→ **Request**: Identify all lines in the data containing the string "madre". Copy them out.
-- start of Stored records --
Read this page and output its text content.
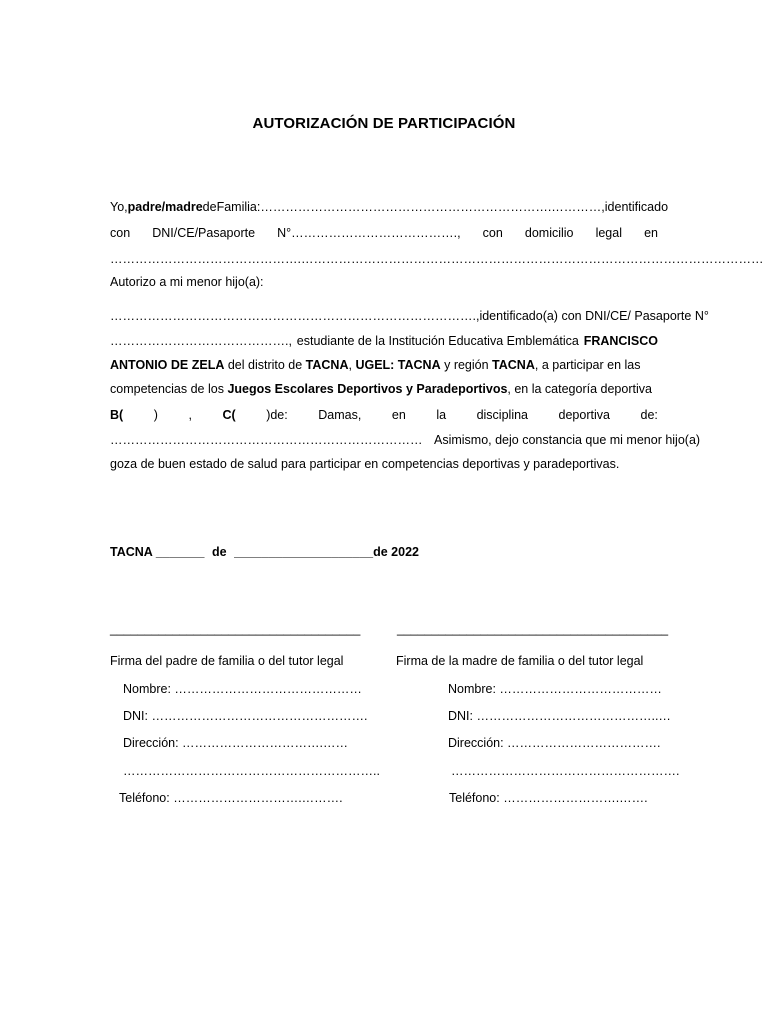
AUTORIZACIÓN DE PARTICIPACIÓN
Yo, padre/madre de Familia: …………………………………………………………….…………, identificado
con DNI/CE/Pasaporte N°…………………………………., con domicilio legal en
………………………………………. …………………………………………………………………………………………………
Autorizo a mi menor hijo(a):
……………………………………………………………………………., identificado(a) con DNI/CE/ Pasaporte N°
……………………………………., estudiante de la Institución Educativa Emblemática FRANCISCO
ANTONIO DE ZELA del distrito de TACNA, UGEL: TACNA y región TACNA, a participar en las
competencias de los Juegos Escolares Deportivos y Paradeportivos, en la categoría deportiva
B( ) , C( )de: Damas, en la disciplina deportiva de:
………………………………………………………………… Asimismo, dejo constancia que mi menor hijo(a)
goza de buen estado de salud para participar en competencias deportivas y paradeportivas.
TACNA _______ de ____________________de 2022
____________________________________	_______________________________________
Firma del padre de familia o del tutor legal	Firma de la madre de familia o del tutor legal
Nombre: ………………………………………	Nombre: …………………………………
DNI: …………………………………………….	DNI: ……………………………………..…
Dirección: …………………………….……	Dirección: ……………………………….
……………………………………………………..	……………………………………………….
Teléfono: ………………………….……….	Teléfono: ……………………….…….
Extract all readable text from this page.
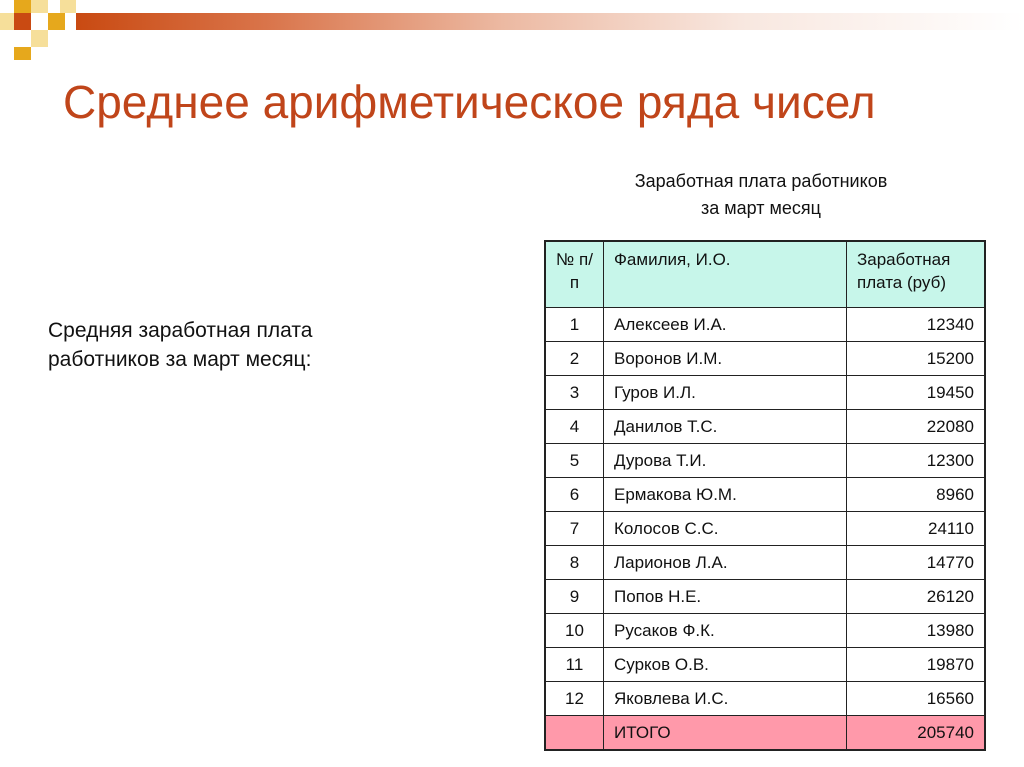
Среднее арифметическое ряда чисел
Средняя заработная плата работников за март месяц:
Заработная плата работников
за март месяц
№ п/п	Фамилия, И.О.	Заработная плата (руб)
1	Алексеев И.А.	12340
2	Воронов И.М.	15200
3	Гуров И.Л.	19450
4	Данилов Т.С.	22080
5	Дурова Т.И.	12300
6	Ермакова Ю.М.	8960
7	Колосов С.С.	24110
8	Ларионов Л.А.	14770
9	Попов Н.Е.	26120
10	Русаков Ф.К.	13980
11	Сурков О.В.	19870
12	Яковлева И.С.	16560
	ИТОГО	205740
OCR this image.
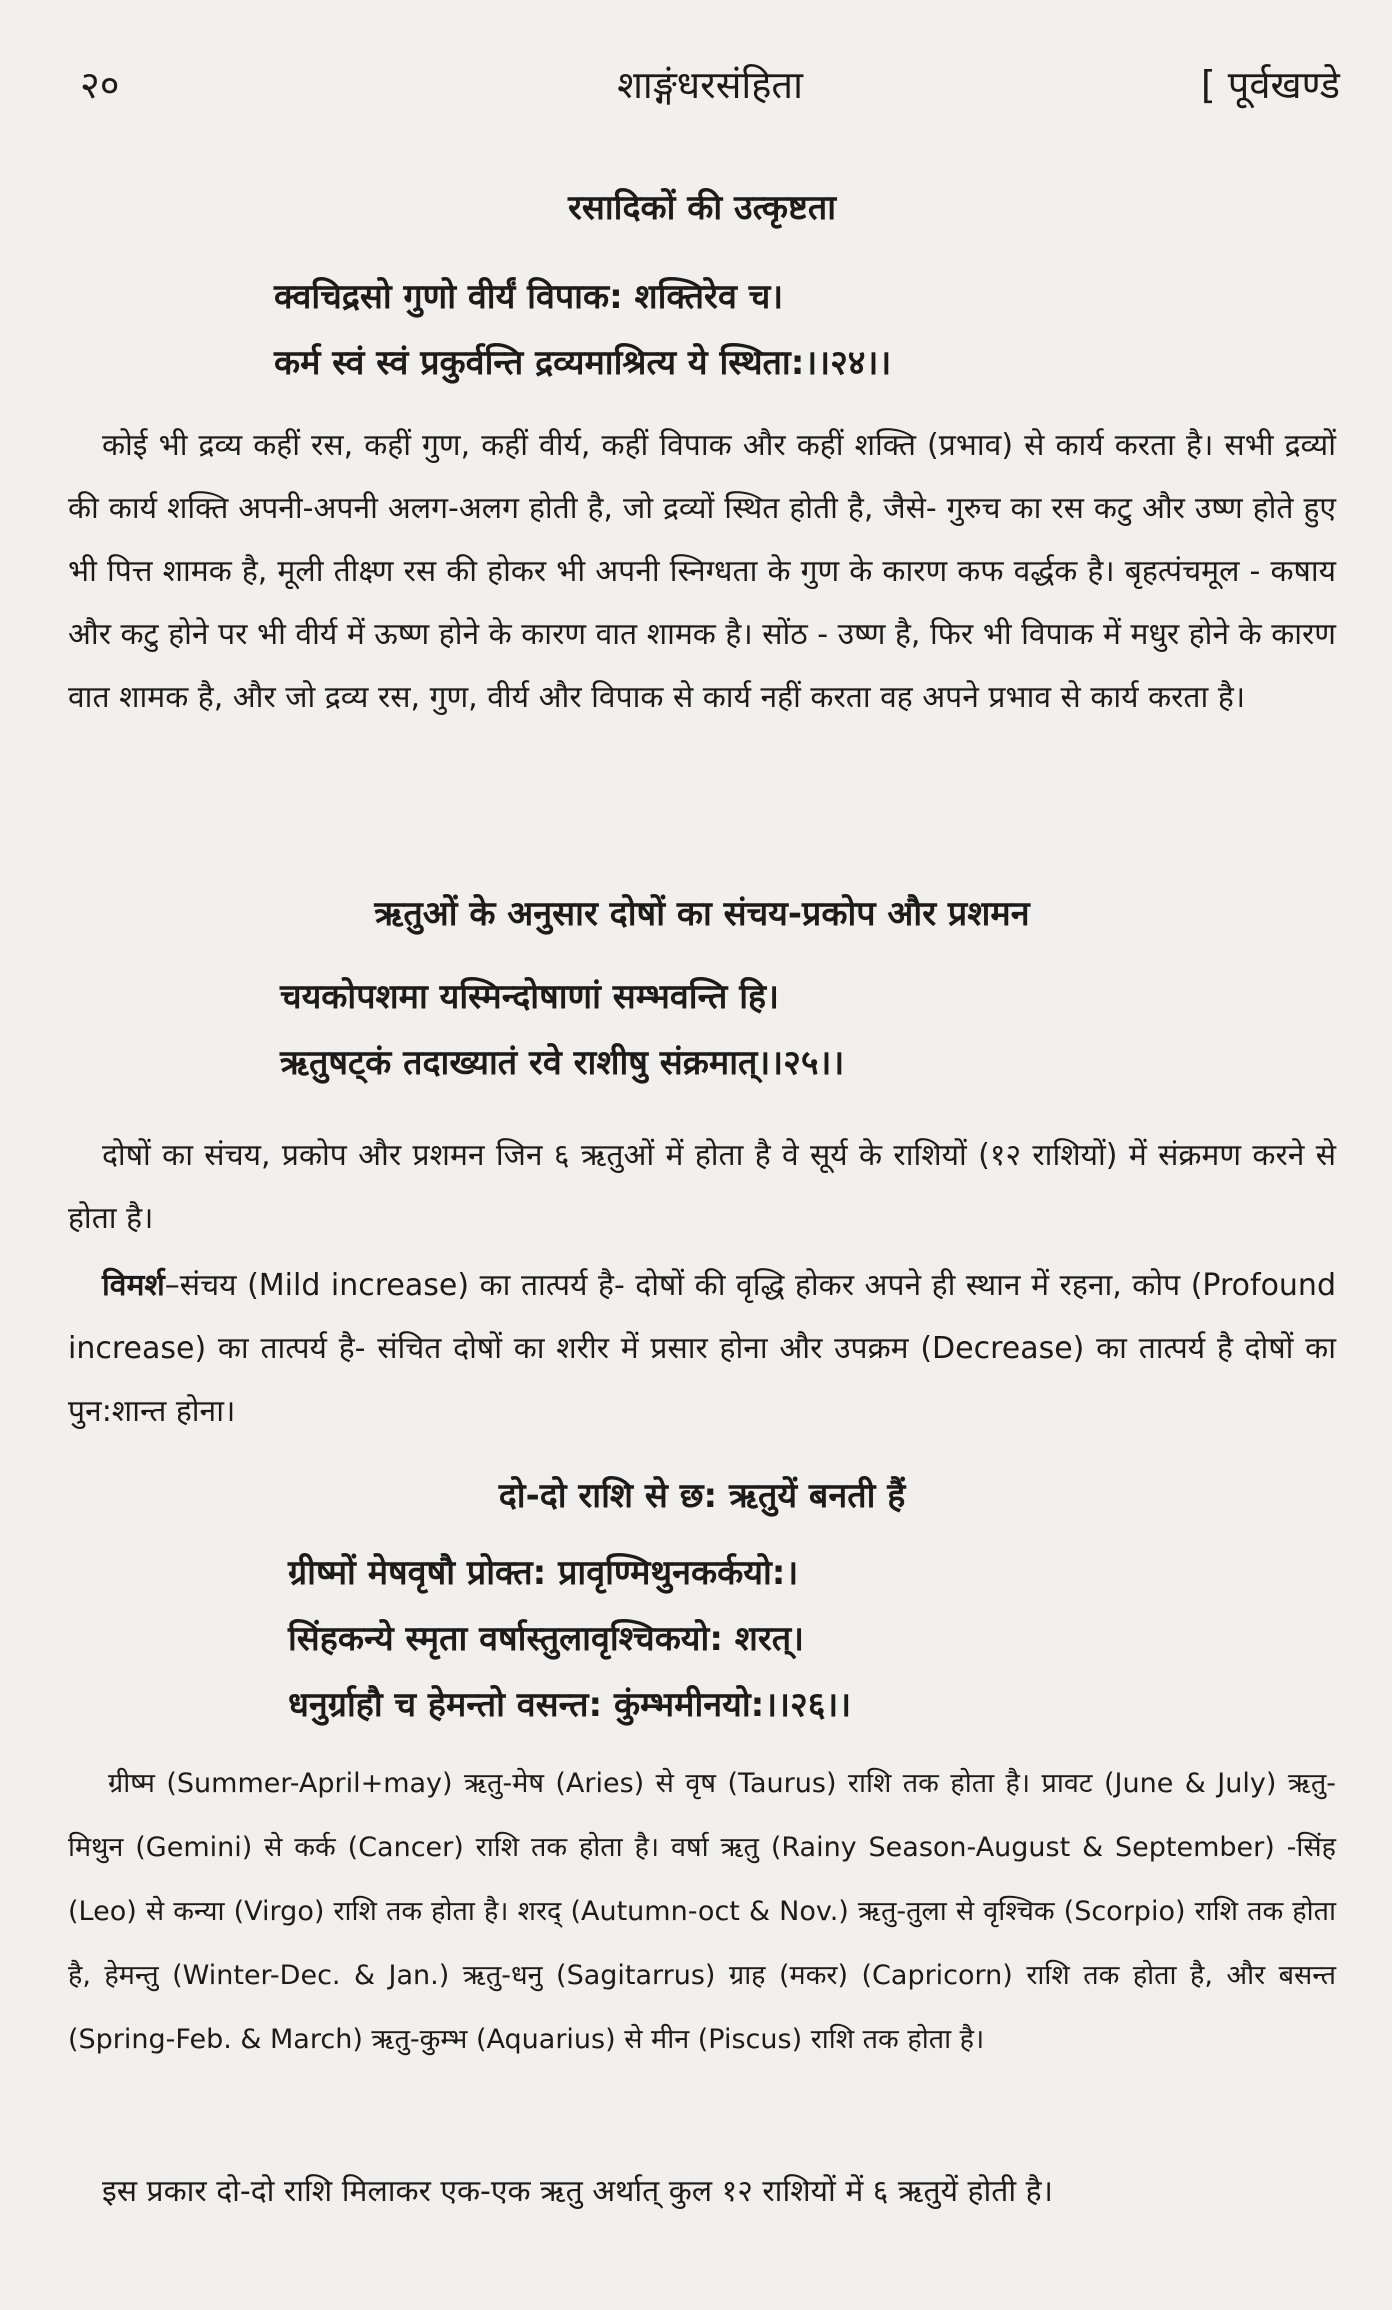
२०	शाङ्गंधरसंहिता	[ पूर्वखण्डे
रसादिकों की उत्कृष्टता
क्वचिद्रसो गुणो वीर्यं विपाक: शक्तिरेव च।
कर्म स्वं स्वं प्रकुर्वन्ति द्रव्यमाश्रित्य ये स्थिता:।।२४।।
कोई भी द्रव्य कहीं रस, कहीं गुण, कहीं वीर्य, कहीं विपाक और कहीं शक्ति (प्रभाव) से कार्य करता है। सभी द्रव्यों की कार्य शक्ति अपनी-अपनी अलग-अलग होती है, जो द्रव्यों स्थित होती है, जैसे- गुरुच का रस कटु और उष्ण होते हुए भी पित्त शामक है, मूली तीक्ष्ण रस की होकर भी अपनी स्निग्धता के गुण के कारण कफ वर्द्धक है। बृहत्पंचमूल - कषाय और कटु होने पर भी वीर्य में ऊष्ण होने के कारण वात शामक है। सोंठ - उष्ण है, फिर भी विपाक में मधुर होने के कारण वात शामक है, और जो द्रव्य रस, गुण, वीर्य और विपाक से कार्य नहीं करता वह अपने प्रभाव से कार्य करता है।
ऋतुओं के अनुसार दोषों का संचय-प्रकोप और प्रशमन
चयकोपशमा यस्मिन्दोषाणां सम्भवन्ति हि।
ऋतुषट्कं तदाख्यातं रवे राशीषु संक्रमात्।।२५।।
दोषों का संचय, प्रकोप और प्रशमन जिन ६ ऋतुओं में होता है वे सूर्य के राशियों (१२ राशियों) में संक्रमण करने से होता है।
विमर्श–संचय (Mild increase) का तात्पर्य है- दोषों की वृद्धि होकर अपने ही स्थान में रहना, कोप (Profound increase) का तात्पर्य है- संचित दोषों का शरीर में प्रसार होना और उपक्रम (Decrease) का तात्पर्य है दोषों का पुन:शान्त होना।
दो-दो राशि से छ: ऋतुयें बनती हैं
ग्रीष्मों मेषवृषौ प्रोक्त: प्रावृण्मिथुनकर्कयो:।
सिंहकन्ये स्मृता वर्षास्तुलावृश्चिकयो: शरत्।
धनुर्ग्राहौ च हेमन्तो वसन्त: कुंम्भमीनयो:।।२६।।
ग्रीष्म (Summer-April+may) ऋतु-मेष (Aries) से वृष (Taurus) राशि तक होता है। प्रावट (June & July) ऋतु-मिथुन (Gemini) से कर्क (Cancer) राशि तक होता है। वर्षा ऋतु (Rainy Season-August & September) -सिंह (Leo) से कन्या (Virgo) राशि तक होता है। शरद् (Autumn-oct & Nov.) ऋतु-तुला से वृश्चिक (Scorpio) राशि तक होता है, हेमन्तु (Winter-Dec. & Jan.) ऋतु-धनु (Sagitarrus) ग्राह (मकर) (Capricorn) राशि तक होता है, और बसन्त (Spring-Feb. & March) ऋतु-कुम्भ (Aquarius) से मीन (Piscus) राशि तक होता है।
इस प्रकार दो-दो राशि मिलाकर एक-एक ऋतु अर्थात् कुल १२ राशियों में ६ ऋतुयें होती है।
-- end of Stored records --
→ **Output of the task**:
Yo, padre/madre de Familia: …………………………………………………………….…………, identificado
Firma del padre de familia o del tutor legal	Firma de la madre de familia o del tutor legal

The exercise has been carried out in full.